OBJECTIVE
Copy all the entries below exactly, but not the pictures.

INPUT FOR THIS TASK
-----
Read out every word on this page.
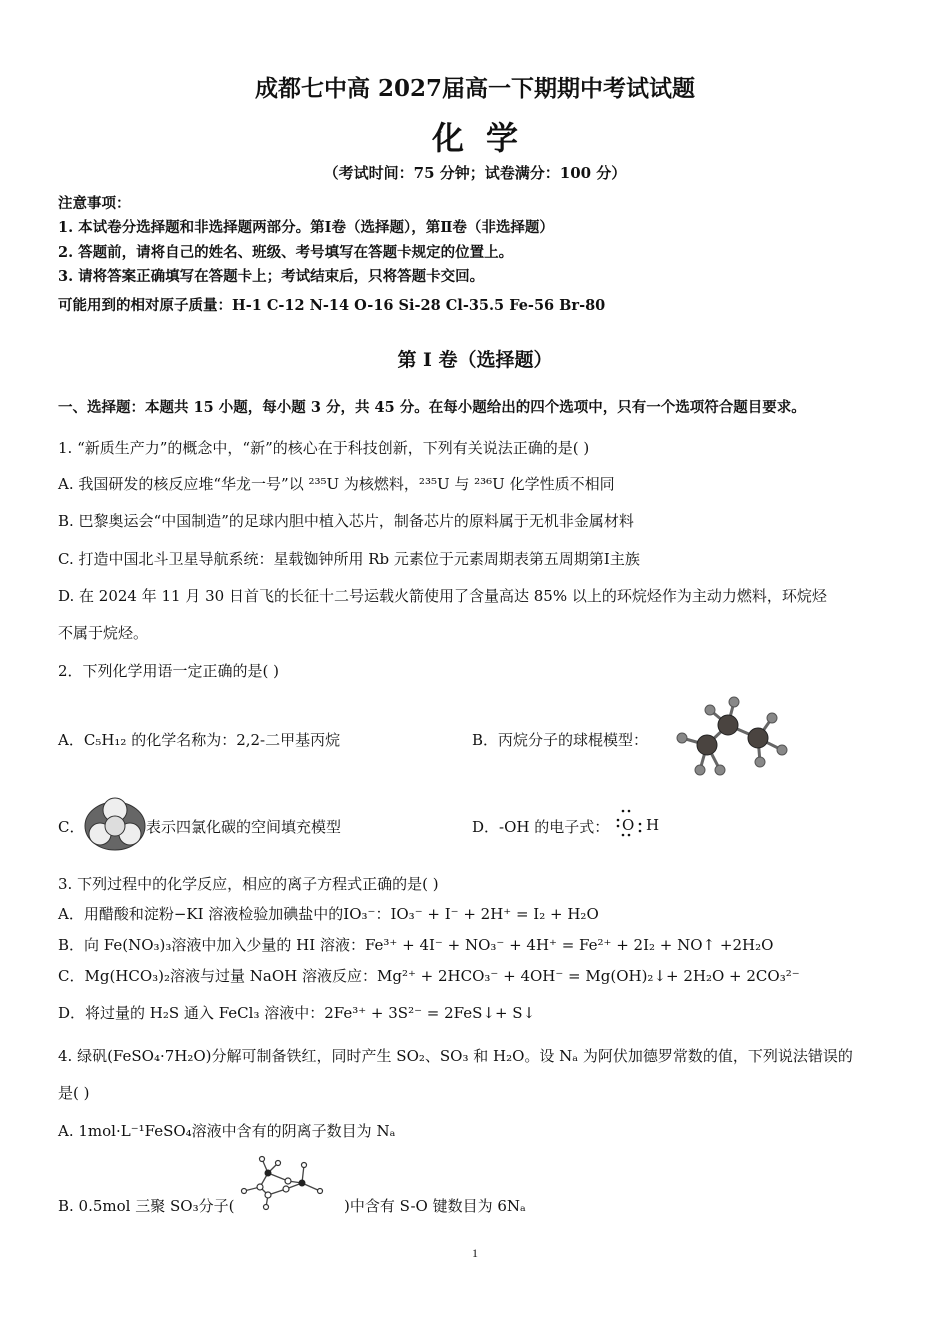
成都七中高 2027届高一下期期中考试试题
化学
（考试时间：75 分钟；试卷满分：100 分）
注意事项：
1. 本试卷分选择题和非选择题两部分。第Ⅰ卷（选择题），第Ⅱ卷（非选择题）
2. 答题前，请将自己的姓名、班级、考号填写在答题卡规定的位置上。
3. 请将答案正确填写在答题卡上；考试结束后，只将答题卡交回。
可能用到的相对原子质量：H-1 C-12 N-14 O-16 Si-28 Cl-35.5 Fe-56 Br-80
第 I 卷（选择题）
一、选择题：本题共 15 小题，每小题 3 分，共 45 分。在每小题给出的四个选项中，只有一个选项符合题目要求。
1. “新质生产力”的概念中，“新”的核心在于科技创新，下列有关说法正确的是( )
A. 我国研发的核反应堆“华龙一号”以 ²³⁵U 为核燃料，²³⁵U 与 ²³⁶U 化学性质不相同
B. 巴黎奥运会“中国制造”的足球内胆中植入芯片，制备芯片的原料属于无机非金属材料
C. 打造中国北斗卫星导航系统：星载铷钟所用 Rb 元素位于元素周期表第五周期第Ⅰ主族
D. 在 2024 年 11 月 30 日首飞的长征十二号运载火箭使用了含量高达 85% 以上的环烷烃作为主动力燃料，环烷烃
不属于烷烃。
2．下列化学用语一定正确的是( )
A．C₅H₁₂ 的化学名称为：2,2-二甲基丙烷	B．丙烷分子的球棍模型：
C．	表示四氯化碳的空间填充模型	D．-OH 的电子式： O H
3. 下列过程中的化学反应，相应的离子方程式正确的是( )
A．用醋酸和淀粉−KI 溶液检验加碘盐中的IO₃⁻：IO₃⁻ + I⁻ + 2H⁺ = I₂ + H₂O
B．向 Fe(NO₃)₃溶液中加入少量的 HI 溶液：Fe³⁺ + 4I⁻ + NO₃⁻ + 4H⁺ = Fe²⁺ + 2I₂ + NO↑ +2H₂O
C．Mg(HCO₃)₂溶液与过量 NaOH 溶液反应：Mg²⁺ + 2HCO₃⁻ + 4OH⁻ = Mg(OH)₂↓+ 2H₂O + 2CO₃²⁻
D．将过量的 H₂S 通入 FeCl₃ 溶液中：2Fe³⁺ + 3S²⁻ = 2FeS↓+ S↓
4. 绿矾(FeSO₄·7H₂O)分解可制备铁红，同时产生 SO₂、SO₃ 和 H₂O。设 Nₐ 为阿伏加德罗常数的值，下列说法错误的
是( )
A. 1mol·L⁻¹FeSO₄溶液中含有的阴离子数目为 Nₐ
B. 0.5mol 三聚 SO₃分子(	)中含有 S-O 键数目为 6Nₐ
1
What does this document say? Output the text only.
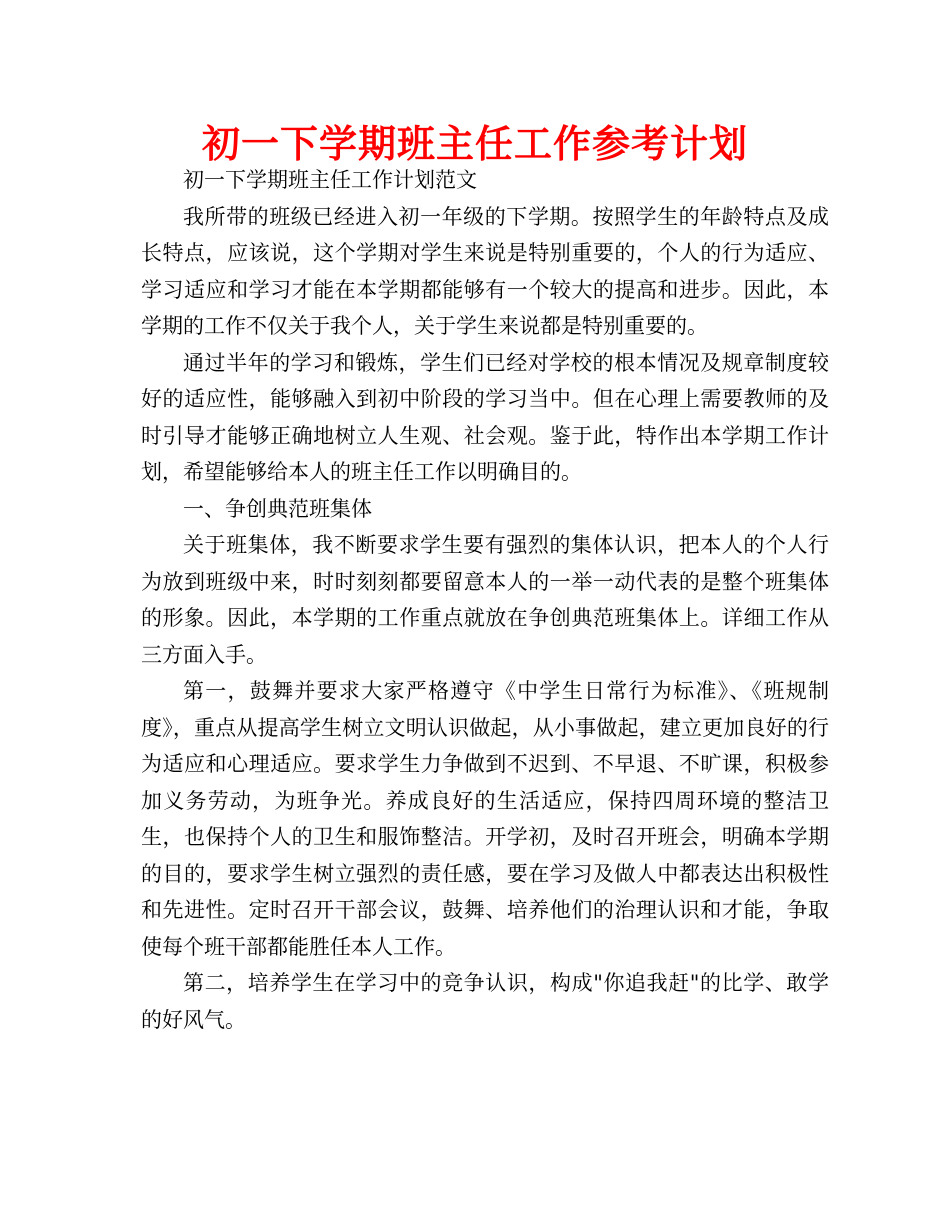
初一下学期班主任工作参考计划

初一下学期班主任工作计划范文

我所带的班级已经进入初一年级的下学期。按照学生的年龄特点及成长特点，应该说，这个学期对学生来说是特别重要的，个人的行为适应、学习适应和学习才能在本学期都能够有一个较大的提高和进步。因此，本学期的工作不仅关于我个人，关于学生来说都是特别重要的。

通过半年的学习和锻炼，学生们已经对学校的根本情况及规章制度较好的适应性，能够融入到初中阶段的学习当中。但在心理上需要教师的及时引导才能够正确地树立人生观、社会观。鉴于此，特作出本学期工作计划，希望能够给本人的班主任工作以明确目的。

一、争创典范班集体

关于班集体，我不断要求学生要有强烈的集体认识，把本人的个人行为放到班级中来，时时刻刻都要留意本人的一举一动代表的是整个班集体的形象。因此，本学期的工作重点就放在争创典范班集体上。详细工作从三方面入手。

第一，鼓舞并要求大家严格遵守《中学生日常行为标准》、《班规制度》，重点从提高学生树立文明认识做起，从小事做起，建立更加良好的行为适应和心理适应。要求学生力争做到不迟到、不早退、不旷课，积极参加义务劳动，为班争光。养成良好的生活适应，保持四周环境的整洁卫生，也保持个人的卫生和服饰整洁。开学初，及时召开班会，明确本学期的目的，要求学生树立强烈的责任感，要在学习及做人中都表达出积极性和先进性。定时召开干部会议，鼓舞、培养他们的治理认识和才能，争取使每个班干部都能胜任本人工作。

第二，培养学生在学习中的竞争认识，构成"你追我赶"的比学、敢学的好风气。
-----
TASK RESPONSE
Read out every word on this page.
成都七中高 2027届高一下期期中考试试题
化学
（考试时间：75 分钟；试卷满分：100 分）
注意事项：
1. 本试卷分选择题和非选择题两部分。第Ⅰ卷（选择题），第Ⅱ卷（非选择题）
2. 答题前，请将自己的姓名、班级、考号填写在答题卡规定的位置上。
3. 请将答案正确填写在答题卡上；考试结束后，只将答题卡交回。
可能用到的相对原子质量：H-1 C-12 N-14 O-16 Si-28 Cl-35.5 Fe-56 Br-80
第 I 卷（选择题）
一、选择题：本题共 15 小题，每小题 3 分，共 45 分。在每小题给出的四个选项中，只有一个选项符合题目要求。
1. “新质生产力”的概念中，“新”的核心在于科技创新，下列有关说法正确的是( )
A. 我国研发的核反应堆“华龙一号”以 ²³⁵U 为核燃料，²³⁵U 与 ²³⁶U 化学性质不相同
B. 巴黎奥运会“中国制造”的足球内胆中植入芯片，制备芯片的原料属于无机非金属材料
C. 打造中国北斗卫星导航系统：星载铷钟所用 Rb 元素位于元素周期表第五周期第Ⅰ主族
D. 在 2024 年 11 月 30 日首飞的长征十二号运载火箭使用了含量高达 85% 以上的环烷烃作为主动力燃料，环烷烃
不属于烷烃。
2．下列化学用语一定正确的是( )
A．C₅H₁₂ 的化学名称为：2,2-二甲基丙烷	B．丙烷分子的球棍模型：
C．	表示四氯化碳的空间填充模型	D．-OH 的电子式： O H
3. 下列过程中的化学反应，相应的离子方程式正确的是( )
A．用醋酸和淀粉−KI 溶液检验加碘盐中的IO₃⁻：IO₃⁻ + I⁻ + 2H⁺ = I₂ + H₂O
B．向 Fe(NO₃)₃溶液中加入少量的 HI 溶液：Fe³⁺ + 4I⁻ + NO₃⁻ + 4H⁺ = Fe²⁺ + 2I₂ + NO↑ +2H₂O
C．Mg(HCO₃)₂溶液与过量 NaOH 溶液反应：Mg²⁺ + 2HCO₃⁻ + 4OH⁻ = Mg(OH)₂↓+ 2H₂O + 2CO₃²⁻
D．将过量的 H₂S 通入 FeCl₃ 溶液中：2Fe³⁺ + 3S²⁻ = 2FeS↓+ S↓
4. 绿矾(FeSO₄·7H₂O)分解可制备铁红，同时产生 SO₂、SO₃ 和 H₂O。设 Nₐ 为阿伏加德罗常数的值，下列说法错误的
是( )
A. 1mol·L⁻¹FeSO₄溶液中含有的阴离子数目为 Nₐ
B. 0.5mol 三聚 SO₃分子(	)中含有 S-O 键数目为 6Nₐ
1
What does this document say? Output the text only.
初一下学期班主任工作参考计划

初一下学期班主任工作计划范文

我所带的班级已经进入初一年级的下学期。按照学生的年龄特点及成长特点，应该说，这个学期对学生来说是特别重要的，个人的行为适应、学习适应和学习才能在本学期都能够有一个较大的提高和进步。因此，本学期的工作不仅关于我个人，关于学生来说都是特别重要的。

通过半年的学习和锻炼，学生们已经对学校的根本情况及规章制度较好的适应性，能够融入到初中阶段的学习当中。但在心理上需要教师的及时引导才能够正确地树立人生观、社会观。鉴于此，特作出本学期工作计划，希望能够给本人的班主任工作以明确目的。

一、争创典范班集体

关于班集体，我不断要求学生要有强烈的集体认识，把本人的个人行为放到班级中来，时时刻刻都要留意本人的一举一动代表的是整个班集体的形象。因此，本学期的工作重点就放在争创典范班集体上。详细工作从三方面入手。

第一，鼓舞并要求大家严格遵守《中学生日常行为标准》、《班规制度》，重点从提高学生树立文明认识做起，从小事做起，建立更加良好的行为适应和心理适应。要求学生力争做到不迟到、不早退、不旷课，积极参加义务劳动，为班争光。养成良好的生活适应，保持四周环境的整洁卫生，也保持个人的卫生和服饰整洁。开学初，及时召开班会，明确本学期的目的，要求学生树立强烈的责任感，要在学习及做人中都表达出积极性和先进性。定时召开干部会议，鼓舞、培养他们的治理认识和才能，争取使每个班干部都能胜任本人工作。

第二，培养学生在学习中的竞争认识，构成"你追我赶"的比学、敢学的好风气。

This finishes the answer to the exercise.